**WRITTEN TASK**: State how many lines of the entries hold the string "screenshot". Reply with the number alone.

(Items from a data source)
━━━━━━━━
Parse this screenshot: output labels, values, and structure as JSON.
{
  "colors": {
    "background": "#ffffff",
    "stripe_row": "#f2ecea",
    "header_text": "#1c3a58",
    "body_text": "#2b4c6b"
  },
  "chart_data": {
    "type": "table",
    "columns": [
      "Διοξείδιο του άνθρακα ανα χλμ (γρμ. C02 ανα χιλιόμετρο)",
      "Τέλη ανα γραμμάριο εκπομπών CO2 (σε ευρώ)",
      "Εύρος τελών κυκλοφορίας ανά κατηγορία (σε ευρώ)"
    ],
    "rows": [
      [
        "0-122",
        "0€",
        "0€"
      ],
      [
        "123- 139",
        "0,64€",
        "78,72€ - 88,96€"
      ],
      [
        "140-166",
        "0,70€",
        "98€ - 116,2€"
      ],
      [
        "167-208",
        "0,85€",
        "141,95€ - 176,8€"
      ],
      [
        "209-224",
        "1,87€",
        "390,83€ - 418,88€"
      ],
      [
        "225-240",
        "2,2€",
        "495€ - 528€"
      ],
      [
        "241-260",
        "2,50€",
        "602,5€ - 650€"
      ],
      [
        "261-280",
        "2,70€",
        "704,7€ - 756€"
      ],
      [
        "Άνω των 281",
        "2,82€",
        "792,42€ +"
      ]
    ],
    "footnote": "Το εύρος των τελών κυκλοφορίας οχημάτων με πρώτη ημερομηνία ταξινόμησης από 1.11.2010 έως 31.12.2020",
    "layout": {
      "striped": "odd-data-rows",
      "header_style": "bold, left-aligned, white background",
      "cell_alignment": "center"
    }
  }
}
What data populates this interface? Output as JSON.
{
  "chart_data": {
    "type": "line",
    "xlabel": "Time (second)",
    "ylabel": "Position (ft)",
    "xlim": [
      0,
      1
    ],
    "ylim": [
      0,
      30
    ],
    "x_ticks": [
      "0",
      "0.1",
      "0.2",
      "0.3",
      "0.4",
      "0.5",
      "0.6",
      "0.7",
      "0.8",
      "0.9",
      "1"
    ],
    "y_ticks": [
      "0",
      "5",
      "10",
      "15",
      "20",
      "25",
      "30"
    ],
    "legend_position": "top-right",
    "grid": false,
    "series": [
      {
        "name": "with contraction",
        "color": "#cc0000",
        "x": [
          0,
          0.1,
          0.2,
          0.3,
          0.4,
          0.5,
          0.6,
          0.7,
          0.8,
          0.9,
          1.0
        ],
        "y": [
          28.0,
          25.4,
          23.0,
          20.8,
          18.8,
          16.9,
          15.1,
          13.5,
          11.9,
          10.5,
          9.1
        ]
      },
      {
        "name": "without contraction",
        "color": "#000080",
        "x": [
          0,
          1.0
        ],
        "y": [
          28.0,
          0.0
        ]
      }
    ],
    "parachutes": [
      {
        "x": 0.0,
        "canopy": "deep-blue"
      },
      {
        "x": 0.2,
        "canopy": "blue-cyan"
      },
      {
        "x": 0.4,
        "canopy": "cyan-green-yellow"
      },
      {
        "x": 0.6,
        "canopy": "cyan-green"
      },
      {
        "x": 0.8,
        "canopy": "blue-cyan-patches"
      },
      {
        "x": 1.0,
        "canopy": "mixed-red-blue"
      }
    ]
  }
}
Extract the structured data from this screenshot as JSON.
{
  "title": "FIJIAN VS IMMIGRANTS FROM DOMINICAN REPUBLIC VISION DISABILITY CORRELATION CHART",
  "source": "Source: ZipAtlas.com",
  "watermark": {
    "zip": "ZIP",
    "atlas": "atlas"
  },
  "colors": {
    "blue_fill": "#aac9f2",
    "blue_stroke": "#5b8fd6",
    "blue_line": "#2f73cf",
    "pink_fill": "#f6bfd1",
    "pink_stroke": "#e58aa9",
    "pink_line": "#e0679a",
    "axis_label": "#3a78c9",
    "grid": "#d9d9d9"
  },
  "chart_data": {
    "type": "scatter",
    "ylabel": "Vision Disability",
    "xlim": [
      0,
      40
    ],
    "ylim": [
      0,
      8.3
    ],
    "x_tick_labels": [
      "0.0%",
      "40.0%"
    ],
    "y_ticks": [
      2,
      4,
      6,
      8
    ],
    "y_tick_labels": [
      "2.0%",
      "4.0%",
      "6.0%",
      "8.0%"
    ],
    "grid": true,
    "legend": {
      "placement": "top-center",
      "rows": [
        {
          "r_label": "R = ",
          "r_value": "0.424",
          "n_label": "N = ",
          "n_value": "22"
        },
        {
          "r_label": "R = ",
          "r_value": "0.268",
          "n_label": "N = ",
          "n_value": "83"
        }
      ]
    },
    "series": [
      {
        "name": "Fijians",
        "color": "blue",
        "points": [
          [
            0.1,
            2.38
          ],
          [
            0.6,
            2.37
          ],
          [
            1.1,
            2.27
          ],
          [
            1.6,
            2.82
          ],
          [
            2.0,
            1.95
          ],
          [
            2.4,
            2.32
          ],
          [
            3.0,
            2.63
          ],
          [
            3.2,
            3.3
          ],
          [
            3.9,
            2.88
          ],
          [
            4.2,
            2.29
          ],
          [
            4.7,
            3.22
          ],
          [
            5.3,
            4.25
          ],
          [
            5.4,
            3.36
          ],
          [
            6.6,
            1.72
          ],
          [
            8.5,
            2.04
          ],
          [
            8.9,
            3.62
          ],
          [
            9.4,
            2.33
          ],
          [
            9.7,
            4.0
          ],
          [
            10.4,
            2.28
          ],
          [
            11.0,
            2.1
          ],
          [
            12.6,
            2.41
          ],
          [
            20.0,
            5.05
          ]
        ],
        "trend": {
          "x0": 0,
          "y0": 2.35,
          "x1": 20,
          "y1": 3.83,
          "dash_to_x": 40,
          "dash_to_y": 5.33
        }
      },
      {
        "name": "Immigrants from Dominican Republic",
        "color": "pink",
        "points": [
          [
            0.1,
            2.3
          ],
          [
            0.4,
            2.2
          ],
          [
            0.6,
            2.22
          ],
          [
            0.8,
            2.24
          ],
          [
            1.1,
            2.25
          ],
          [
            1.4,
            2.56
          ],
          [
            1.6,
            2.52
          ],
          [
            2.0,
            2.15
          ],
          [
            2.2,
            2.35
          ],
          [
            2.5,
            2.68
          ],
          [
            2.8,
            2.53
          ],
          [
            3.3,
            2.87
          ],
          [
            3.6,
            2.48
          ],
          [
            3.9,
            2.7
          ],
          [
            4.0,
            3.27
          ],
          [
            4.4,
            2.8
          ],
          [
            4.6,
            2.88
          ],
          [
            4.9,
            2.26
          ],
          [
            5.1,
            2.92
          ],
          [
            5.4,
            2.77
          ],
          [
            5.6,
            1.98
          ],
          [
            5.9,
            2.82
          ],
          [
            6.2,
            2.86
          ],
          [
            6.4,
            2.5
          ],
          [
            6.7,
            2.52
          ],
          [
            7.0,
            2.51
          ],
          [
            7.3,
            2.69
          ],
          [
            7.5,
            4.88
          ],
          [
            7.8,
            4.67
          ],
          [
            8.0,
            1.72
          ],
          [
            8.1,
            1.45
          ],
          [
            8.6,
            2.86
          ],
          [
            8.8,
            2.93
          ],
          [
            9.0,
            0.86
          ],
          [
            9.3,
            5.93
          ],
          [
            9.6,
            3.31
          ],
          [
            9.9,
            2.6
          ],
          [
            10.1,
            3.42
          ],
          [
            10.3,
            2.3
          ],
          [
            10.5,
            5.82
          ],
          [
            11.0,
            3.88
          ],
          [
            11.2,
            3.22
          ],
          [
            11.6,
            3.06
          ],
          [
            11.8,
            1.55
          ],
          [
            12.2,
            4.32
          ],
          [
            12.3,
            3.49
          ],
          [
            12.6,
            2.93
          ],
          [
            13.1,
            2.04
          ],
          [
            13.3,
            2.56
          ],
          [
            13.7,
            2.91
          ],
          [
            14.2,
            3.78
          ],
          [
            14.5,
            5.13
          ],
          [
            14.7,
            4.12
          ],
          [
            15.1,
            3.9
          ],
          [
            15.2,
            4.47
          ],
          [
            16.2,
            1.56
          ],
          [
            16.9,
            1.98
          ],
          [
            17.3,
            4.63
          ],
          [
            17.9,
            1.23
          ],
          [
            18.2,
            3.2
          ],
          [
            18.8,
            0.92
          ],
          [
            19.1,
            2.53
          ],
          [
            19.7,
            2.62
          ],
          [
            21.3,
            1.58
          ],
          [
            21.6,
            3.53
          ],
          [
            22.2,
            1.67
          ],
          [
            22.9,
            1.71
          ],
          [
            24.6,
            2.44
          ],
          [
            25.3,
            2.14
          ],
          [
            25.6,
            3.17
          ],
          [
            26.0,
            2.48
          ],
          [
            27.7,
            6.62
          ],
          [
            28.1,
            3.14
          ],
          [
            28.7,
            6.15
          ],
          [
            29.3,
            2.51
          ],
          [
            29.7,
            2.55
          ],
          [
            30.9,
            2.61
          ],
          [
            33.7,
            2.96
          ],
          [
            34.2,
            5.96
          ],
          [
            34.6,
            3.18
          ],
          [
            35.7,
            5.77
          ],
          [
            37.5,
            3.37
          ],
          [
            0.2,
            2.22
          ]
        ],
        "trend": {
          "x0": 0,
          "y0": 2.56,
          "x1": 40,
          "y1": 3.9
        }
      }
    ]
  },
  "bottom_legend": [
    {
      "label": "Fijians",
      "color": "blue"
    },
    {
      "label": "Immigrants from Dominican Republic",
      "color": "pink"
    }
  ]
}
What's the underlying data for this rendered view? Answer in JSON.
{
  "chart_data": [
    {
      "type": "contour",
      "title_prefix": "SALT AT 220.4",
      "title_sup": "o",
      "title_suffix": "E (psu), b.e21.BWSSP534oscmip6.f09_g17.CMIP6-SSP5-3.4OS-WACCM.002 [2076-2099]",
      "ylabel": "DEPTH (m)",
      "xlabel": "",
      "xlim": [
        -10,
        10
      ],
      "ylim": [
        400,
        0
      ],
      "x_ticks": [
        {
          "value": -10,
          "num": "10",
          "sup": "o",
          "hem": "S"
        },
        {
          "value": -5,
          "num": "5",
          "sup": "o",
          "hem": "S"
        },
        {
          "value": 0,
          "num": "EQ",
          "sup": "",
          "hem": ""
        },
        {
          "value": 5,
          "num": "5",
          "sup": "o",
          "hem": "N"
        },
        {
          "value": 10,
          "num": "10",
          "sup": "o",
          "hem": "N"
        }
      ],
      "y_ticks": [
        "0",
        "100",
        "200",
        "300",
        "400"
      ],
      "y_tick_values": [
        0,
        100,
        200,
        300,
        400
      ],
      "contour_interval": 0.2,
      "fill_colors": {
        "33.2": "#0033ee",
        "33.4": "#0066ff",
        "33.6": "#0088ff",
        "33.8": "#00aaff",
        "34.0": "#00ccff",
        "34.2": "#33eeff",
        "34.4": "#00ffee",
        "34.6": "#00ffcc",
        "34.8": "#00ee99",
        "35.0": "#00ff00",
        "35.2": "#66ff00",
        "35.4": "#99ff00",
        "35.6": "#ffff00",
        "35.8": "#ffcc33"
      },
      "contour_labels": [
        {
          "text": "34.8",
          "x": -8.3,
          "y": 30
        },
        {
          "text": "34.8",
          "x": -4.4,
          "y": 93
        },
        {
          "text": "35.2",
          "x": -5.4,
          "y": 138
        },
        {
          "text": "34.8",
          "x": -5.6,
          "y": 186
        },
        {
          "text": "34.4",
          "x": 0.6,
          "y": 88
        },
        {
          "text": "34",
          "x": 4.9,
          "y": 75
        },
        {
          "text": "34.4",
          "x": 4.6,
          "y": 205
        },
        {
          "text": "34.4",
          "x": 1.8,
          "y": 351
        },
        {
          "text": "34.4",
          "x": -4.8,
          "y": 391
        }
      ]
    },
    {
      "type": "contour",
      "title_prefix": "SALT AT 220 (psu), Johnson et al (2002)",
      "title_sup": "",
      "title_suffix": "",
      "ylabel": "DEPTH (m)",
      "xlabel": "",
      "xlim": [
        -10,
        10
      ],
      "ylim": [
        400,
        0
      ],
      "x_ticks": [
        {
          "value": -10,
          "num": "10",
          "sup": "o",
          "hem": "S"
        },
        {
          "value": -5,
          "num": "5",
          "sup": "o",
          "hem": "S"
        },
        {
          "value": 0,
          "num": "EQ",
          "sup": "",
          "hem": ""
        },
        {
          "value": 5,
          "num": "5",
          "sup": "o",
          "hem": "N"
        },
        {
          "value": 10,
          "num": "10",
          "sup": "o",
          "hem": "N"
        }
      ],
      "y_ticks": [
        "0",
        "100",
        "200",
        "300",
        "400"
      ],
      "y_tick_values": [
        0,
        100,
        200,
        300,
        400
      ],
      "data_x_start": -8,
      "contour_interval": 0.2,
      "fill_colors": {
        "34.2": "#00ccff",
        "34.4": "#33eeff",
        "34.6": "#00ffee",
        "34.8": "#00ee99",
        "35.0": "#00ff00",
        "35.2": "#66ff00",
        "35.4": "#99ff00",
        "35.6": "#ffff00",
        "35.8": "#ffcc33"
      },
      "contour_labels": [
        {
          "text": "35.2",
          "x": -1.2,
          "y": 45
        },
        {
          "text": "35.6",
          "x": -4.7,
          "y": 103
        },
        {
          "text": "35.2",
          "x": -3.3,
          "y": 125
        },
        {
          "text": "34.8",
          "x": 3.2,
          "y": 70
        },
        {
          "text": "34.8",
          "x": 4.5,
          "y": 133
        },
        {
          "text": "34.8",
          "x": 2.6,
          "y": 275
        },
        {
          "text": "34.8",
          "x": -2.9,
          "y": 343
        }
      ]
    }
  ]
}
━━━━━━━━
**TASK RESPONSE**: 2